» **WORK TO COMPLETE**
Reproduce each of the lines word for word.

» **GIVEN RECORDS**
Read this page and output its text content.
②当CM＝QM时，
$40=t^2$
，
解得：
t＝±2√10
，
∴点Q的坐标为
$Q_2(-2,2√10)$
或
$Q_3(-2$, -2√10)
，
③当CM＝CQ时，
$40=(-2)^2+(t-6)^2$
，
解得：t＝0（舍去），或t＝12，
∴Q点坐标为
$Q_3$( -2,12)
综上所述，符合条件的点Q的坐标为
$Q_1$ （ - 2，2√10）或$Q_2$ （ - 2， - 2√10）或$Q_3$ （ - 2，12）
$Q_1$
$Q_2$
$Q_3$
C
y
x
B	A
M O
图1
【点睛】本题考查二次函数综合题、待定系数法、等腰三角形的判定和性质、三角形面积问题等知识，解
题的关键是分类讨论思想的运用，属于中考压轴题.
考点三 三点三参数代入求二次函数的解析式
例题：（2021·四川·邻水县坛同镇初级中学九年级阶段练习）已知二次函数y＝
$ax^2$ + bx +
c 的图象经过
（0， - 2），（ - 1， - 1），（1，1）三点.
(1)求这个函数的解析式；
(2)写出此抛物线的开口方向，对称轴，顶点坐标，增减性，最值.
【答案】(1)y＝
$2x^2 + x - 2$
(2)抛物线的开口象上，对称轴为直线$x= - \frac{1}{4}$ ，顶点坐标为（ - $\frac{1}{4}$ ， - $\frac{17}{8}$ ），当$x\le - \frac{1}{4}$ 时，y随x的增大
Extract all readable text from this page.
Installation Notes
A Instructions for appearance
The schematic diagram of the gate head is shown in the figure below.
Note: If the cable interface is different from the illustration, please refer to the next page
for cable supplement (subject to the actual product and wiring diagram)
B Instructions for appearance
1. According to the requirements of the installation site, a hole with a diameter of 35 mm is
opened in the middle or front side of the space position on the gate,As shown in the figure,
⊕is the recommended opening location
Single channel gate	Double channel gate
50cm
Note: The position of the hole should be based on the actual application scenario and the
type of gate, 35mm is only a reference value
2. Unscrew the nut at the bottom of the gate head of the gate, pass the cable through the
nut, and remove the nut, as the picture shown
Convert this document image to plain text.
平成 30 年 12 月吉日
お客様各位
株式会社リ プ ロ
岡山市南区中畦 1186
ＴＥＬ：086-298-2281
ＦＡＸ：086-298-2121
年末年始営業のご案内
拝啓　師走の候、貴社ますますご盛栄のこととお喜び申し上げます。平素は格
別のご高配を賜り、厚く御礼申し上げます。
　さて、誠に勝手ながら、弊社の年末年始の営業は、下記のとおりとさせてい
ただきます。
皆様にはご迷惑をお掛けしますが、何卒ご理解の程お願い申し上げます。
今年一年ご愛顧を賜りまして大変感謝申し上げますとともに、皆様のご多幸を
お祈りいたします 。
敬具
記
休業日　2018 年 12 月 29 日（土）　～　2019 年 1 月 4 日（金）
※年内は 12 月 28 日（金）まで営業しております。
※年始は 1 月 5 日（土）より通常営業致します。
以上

» **EXERCISE OUTPUT**
Read this page and output its text content.
②当CM＝QM时，
$40=t^2$
，
解得：
t＝±2√10
，
∴点Q的坐标为
$Q_2(-2,2√10)$
或
$Q_3(-2$, -2√10)
，
③当CM＝CQ时，
$40=(-2)^2+(t-6)^2$
，
解得：t＝0（舍去），或t＝12，
∴Q点坐标为
$Q_3$( -2,12)
综上所述，符合条件的点Q的坐标为
$Q_1$ （ - 2，2√10）或$Q_2$ （ - 2， - 2√10）或$Q_3$ （ - 2，12）
$Q_1$
$Q_2$
$Q_3$
C
y
x
B	A
M O
图1
【点睛】本题考查二次函数综合题、待定系数法、等腰三角形的判定和性质、三角形面积问题等知识，解
题的关键是分类讨论思想的运用，属于中考压轴题.
考点三 三点三参数代入求二次函数的解析式
例题：（2021·四川·邻水县坛同镇初级中学九年级阶段练习）已知二次函数y＝
$ax^2$ + bx +
c 的图象经过
（0， - 2），（ - 1， - 1），（1，1）三点.
(1)求这个函数的解析式；
(2)写出此抛物线的开口方向，对称轴，顶点坐标，增减性，最值.
【答案】(1)y＝
$2x^2 + x - 2$
(2)抛物线的开口象上，对称轴为直线$x= - \frac{1}{4}$ ，顶点坐标为（ - $\frac{1}{4}$ ， - $\frac{17}{8}$ ），当$x\le - \frac{1}{4}$ 时，y随x的增大
Extract all readable text from this page.
Installation Notes
A Instructions for appearance
The schematic diagram of the gate head is shown in the figure below.
Note: If the cable interface is different from the illustration, please refer to the next page
for cable supplement (subject to the actual product and wiring diagram)
B Instructions for appearance
1. According to the requirements of the installation site, a hole with a diameter of 35 mm is
opened in the middle or front side of the space position on the gate,As shown in the figure,
⊕is the recommended opening location
Single channel gate	Double channel gate
50cm
Note: The position of the hole should be based on the actual application scenario and the
type of gate, 35mm is only a reference value
2. Unscrew the nut at the bottom of the gate head of the gate, pass the cable through the
nut, and remove the nut, as the picture shown
Convert this document image to plain text.
平成 30 年 12 月吉日
お客様各位
株式会社リ プ ロ
岡山市南区中畦 1186
ＴＥＬ：086-298-2281
ＦＡＸ：086-298-2121
年末年始営業のご案内
拝啓　師走の候、貴社ますますご盛栄のこととお喜び申し上げます。平素は格
別のご高配を賜り、厚く御礼申し上げます。
　さて、誠に勝手ながら、弊社の年末年始の営業は、下記のとおりとさせてい
ただきます。
皆様にはご迷惑をお掛けしますが、何卒ご理解の程お願い申し上げます。
今年一年ご愛顧を賜りまして大変感謝申し上げますとともに、皆様のご多幸を
お祈りいたします 。
敬具
記
休業日　2018 年 12 月 29 日（土）　～　2019 年 1 月 4 日（金）
※年内は 12 月 28 日（金）まで営業しております。
※年始は 1 月 5 日（土）より通常営業致します。
以上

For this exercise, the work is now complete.